_Written instruction_
In the data below, find each line containing the string "color" and return it.

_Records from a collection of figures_
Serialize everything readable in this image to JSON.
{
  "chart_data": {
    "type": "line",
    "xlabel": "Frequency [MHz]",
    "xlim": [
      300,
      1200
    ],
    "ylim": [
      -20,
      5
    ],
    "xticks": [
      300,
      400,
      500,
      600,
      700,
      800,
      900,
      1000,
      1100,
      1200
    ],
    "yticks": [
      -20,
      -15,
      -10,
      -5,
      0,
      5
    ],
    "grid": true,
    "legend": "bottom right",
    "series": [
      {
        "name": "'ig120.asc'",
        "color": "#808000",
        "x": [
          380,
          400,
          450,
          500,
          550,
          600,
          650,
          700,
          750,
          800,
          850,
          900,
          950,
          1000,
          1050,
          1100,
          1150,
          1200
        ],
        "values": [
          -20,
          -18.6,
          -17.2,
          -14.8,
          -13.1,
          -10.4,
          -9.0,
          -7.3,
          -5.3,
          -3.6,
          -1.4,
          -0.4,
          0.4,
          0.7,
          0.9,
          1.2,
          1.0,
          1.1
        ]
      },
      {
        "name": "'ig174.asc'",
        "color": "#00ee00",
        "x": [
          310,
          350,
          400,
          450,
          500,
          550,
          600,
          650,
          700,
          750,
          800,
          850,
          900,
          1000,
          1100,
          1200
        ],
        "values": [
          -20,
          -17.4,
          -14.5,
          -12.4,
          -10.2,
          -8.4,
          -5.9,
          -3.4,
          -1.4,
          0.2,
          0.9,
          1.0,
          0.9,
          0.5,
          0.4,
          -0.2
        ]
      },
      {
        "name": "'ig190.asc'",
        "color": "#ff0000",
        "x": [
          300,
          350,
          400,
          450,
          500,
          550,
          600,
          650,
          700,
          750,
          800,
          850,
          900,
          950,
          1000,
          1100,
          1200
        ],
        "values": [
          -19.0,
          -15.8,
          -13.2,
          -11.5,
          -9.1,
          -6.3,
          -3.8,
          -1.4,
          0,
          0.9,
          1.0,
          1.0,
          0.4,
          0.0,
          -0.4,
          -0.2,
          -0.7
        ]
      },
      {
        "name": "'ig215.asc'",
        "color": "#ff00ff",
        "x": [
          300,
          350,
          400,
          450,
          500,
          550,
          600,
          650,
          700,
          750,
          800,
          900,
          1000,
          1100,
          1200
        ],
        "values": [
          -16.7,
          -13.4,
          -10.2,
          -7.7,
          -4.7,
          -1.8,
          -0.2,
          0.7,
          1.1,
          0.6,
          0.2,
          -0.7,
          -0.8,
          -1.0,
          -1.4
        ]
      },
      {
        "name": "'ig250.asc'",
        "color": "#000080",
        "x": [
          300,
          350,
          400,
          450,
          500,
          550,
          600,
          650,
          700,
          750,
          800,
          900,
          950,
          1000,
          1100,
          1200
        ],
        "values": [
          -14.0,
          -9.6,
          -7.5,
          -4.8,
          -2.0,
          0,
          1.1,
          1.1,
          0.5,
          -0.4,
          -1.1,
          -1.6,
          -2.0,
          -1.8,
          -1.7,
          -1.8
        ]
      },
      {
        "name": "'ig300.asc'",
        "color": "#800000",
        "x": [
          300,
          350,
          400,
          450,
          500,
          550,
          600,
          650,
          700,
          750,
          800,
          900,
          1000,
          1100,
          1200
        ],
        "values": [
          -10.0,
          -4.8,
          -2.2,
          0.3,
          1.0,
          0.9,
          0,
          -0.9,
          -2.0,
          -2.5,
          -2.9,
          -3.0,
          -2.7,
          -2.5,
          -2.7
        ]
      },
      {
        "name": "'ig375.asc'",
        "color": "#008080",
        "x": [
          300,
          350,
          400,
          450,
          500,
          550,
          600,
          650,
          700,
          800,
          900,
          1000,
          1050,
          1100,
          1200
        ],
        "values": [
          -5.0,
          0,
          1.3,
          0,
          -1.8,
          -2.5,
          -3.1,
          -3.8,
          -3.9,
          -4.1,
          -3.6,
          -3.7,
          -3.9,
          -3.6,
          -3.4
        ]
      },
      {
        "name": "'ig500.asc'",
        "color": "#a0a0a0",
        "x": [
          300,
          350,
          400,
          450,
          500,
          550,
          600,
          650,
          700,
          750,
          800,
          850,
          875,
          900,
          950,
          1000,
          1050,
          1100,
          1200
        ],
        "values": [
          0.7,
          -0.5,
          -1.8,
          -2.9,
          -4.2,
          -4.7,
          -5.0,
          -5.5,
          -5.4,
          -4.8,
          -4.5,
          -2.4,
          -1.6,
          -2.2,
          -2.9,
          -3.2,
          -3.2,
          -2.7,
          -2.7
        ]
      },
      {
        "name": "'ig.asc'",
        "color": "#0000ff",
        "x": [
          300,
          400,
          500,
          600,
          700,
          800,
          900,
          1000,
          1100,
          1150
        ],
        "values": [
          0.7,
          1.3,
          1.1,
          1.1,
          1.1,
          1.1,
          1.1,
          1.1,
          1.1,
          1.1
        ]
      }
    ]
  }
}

_Problem solution_
        "color": "#808000",
        "color": "#00ee00",
        "color": "#ff0000",
        "color": "#ff00ff",
        "color": "#000080",
        "color": "#800000",
        "color": "#008080",
        "color": "#a0a0a0",
        "color": "#0000ff",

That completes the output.